Stored records:
● ● ● ● ● ● ●
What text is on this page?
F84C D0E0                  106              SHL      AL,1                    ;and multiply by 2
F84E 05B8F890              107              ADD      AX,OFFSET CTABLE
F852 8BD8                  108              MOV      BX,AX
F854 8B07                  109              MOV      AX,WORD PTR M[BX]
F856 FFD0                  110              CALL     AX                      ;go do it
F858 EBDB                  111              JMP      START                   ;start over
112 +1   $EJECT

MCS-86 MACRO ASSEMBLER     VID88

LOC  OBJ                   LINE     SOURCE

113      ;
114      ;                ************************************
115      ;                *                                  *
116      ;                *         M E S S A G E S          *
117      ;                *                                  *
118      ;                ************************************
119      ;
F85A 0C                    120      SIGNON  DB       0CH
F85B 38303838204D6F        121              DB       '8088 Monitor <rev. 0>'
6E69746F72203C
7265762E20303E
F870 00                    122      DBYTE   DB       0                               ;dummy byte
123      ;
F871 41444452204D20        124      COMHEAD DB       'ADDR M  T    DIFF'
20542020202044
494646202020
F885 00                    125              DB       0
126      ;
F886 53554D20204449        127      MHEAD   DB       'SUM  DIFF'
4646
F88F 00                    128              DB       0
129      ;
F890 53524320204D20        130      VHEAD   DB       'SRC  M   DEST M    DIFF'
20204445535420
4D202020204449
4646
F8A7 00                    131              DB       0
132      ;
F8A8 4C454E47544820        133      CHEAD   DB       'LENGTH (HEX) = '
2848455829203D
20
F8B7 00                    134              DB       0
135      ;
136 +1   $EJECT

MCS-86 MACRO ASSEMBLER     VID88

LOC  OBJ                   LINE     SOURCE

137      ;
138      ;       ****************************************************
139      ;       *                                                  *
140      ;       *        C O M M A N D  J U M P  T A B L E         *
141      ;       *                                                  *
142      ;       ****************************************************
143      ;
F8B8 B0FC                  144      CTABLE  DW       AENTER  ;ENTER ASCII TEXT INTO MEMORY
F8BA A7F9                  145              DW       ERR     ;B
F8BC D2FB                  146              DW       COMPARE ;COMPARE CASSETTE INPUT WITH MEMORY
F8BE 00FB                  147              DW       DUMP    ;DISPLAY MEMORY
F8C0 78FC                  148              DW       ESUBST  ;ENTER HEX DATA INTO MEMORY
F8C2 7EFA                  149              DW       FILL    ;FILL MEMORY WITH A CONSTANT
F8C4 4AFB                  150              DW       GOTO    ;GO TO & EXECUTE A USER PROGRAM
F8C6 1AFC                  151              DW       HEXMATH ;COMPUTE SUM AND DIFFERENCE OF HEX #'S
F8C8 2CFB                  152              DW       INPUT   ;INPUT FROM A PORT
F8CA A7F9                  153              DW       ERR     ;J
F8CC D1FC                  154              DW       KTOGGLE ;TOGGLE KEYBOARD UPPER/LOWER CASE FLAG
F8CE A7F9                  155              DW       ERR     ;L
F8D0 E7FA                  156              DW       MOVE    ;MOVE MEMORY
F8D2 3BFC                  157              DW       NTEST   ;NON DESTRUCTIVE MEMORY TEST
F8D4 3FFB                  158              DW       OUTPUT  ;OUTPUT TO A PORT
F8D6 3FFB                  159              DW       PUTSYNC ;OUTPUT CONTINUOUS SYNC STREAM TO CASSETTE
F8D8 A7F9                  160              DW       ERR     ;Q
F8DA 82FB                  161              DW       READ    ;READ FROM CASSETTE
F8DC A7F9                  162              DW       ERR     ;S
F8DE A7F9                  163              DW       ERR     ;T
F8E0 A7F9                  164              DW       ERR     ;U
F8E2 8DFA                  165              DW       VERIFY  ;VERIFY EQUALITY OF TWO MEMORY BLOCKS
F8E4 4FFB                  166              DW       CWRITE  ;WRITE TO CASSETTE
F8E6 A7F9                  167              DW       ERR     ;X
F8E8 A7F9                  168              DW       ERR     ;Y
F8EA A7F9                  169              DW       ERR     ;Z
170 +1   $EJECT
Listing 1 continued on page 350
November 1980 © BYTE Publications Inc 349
● ● ● ● ● ● ●
Exercise aim: Retype every record above exactly as it appears.

Written reply:
What text is on this page?
F84C D0E0                  106              SHL      AL,1                    ;and multiply by 2
F84E 05B8F890              107              ADD      AX,OFFSET CTABLE
F852 8BD8                  108              MOV      BX,AX
F854 8B07                  109              MOV      AX,WORD PTR M[BX]
F856 FFD0                  110              CALL     AX                      ;go do it
F858 EBDB                  111              JMP      START                   ;start over
112 +1   $EJECT

MCS-86 MACRO ASSEMBLER     VID88

LOC  OBJ                   LINE     SOURCE

113      ;
114      ;                ************************************
115      ;                *                                  *
116      ;                *         M E S S A G E S          *
117      ;                *                                  *
118      ;                ************************************
119      ;
F85A 0C                    120      SIGNON  DB       0CH
F85B 38303838204D6F        121              DB       '8088 Monitor <rev. 0>'
6E69746F72203C
7265762E20303E
F870 00                    122      DBYTE   DB       0                               ;dummy byte
123      ;
F871 41444452204D20        124      COMHEAD DB       'ADDR M  T    DIFF'
20542020202044
494646202020
F885 00                    125              DB       0
126      ;
F886 53554D20204449        127      MHEAD   DB       'SUM  DIFF'
4646
F88F 00                    128              DB       0
129      ;
F890 53524320204D20        130      VHEAD   DB       'SRC  M   DEST M    DIFF'
20204445535420
4D202020204449
4646
F8A7 00                    131              DB       0
132      ;
F8A8 4C454E47544820        133      CHEAD   DB       'LENGTH (HEX) = '
2848455829203D
20
F8B7 00                    134              DB       0
135      ;
136 +1   $EJECT

MCS-86 MACRO ASSEMBLER     VID88

LOC  OBJ                   LINE     SOURCE

137      ;
138      ;       ****************************************************
139      ;       *                                                  *
140      ;       *        C O M M A N D  J U M P  T A B L E         *
141      ;       *                                                  *
142      ;       ****************************************************
143      ;
F8B8 B0FC                  144      CTABLE  DW       AENTER  ;ENTER ASCII TEXT INTO MEMORY
F8BA A7F9                  145              DW       ERR     ;B
F8BC D2FB                  146              DW       COMPARE ;COMPARE CASSETTE INPUT WITH MEMORY
F8BE 00FB                  147              DW       DUMP    ;DISPLAY MEMORY
F8C0 78FC                  148              DW       ESUBST  ;ENTER HEX DATA INTO MEMORY
F8C2 7EFA                  149              DW       FILL    ;FILL MEMORY WITH A CONSTANT
F8C4 4AFB                  150              DW       GOTO    ;GO TO & EXECUTE A USER PROGRAM
F8C6 1AFC                  151              DW       HEXMATH ;COMPUTE SUM AND DIFFERENCE OF HEX #'S
F8C8 2CFB                  152              DW       INPUT   ;INPUT FROM A PORT
F8CA A7F9                  153              DW       ERR     ;J
F8CC D1FC                  154              DW       KTOGGLE ;TOGGLE KEYBOARD UPPER/LOWER CASE FLAG
F8CE A7F9                  155              DW       ERR     ;L
F8D0 E7FA                  156              DW       MOVE    ;MOVE MEMORY
F8D2 3BFC                  157              DW       NTEST   ;NON DESTRUCTIVE MEMORY TEST
F8D4 3FFB                  158              DW       OUTPUT  ;OUTPUT TO A PORT
F8D6 3FFB                  159              DW       PUTSYNC ;OUTPUT CONTINUOUS SYNC STREAM TO CASSETTE
F8D8 A7F9                  160              DW       ERR     ;Q
F8DA 82FB                  161              DW       READ    ;READ FROM CASSETTE
F8DC A7F9                  162              DW       ERR     ;S
F8DE A7F9                  163              DW       ERR     ;T
F8E0 A7F9                  164              DW       ERR     ;U
F8E2 8DFA                  165              DW       VERIFY  ;VERIFY EQUALITY OF TWO MEMORY BLOCKS
F8E4 4FFB                  166              DW       CWRITE  ;WRITE TO CASSETTE
F8E6 A7F9                  167              DW       ERR     ;X
F8E8 A7F9                  168              DW       ERR     ;Y
F8EA A7F9                  169              DW       ERR     ;Z
170 +1   $EJECT
Listing 1 continued on page 350
November 1980 © BYTE Publications Inc 349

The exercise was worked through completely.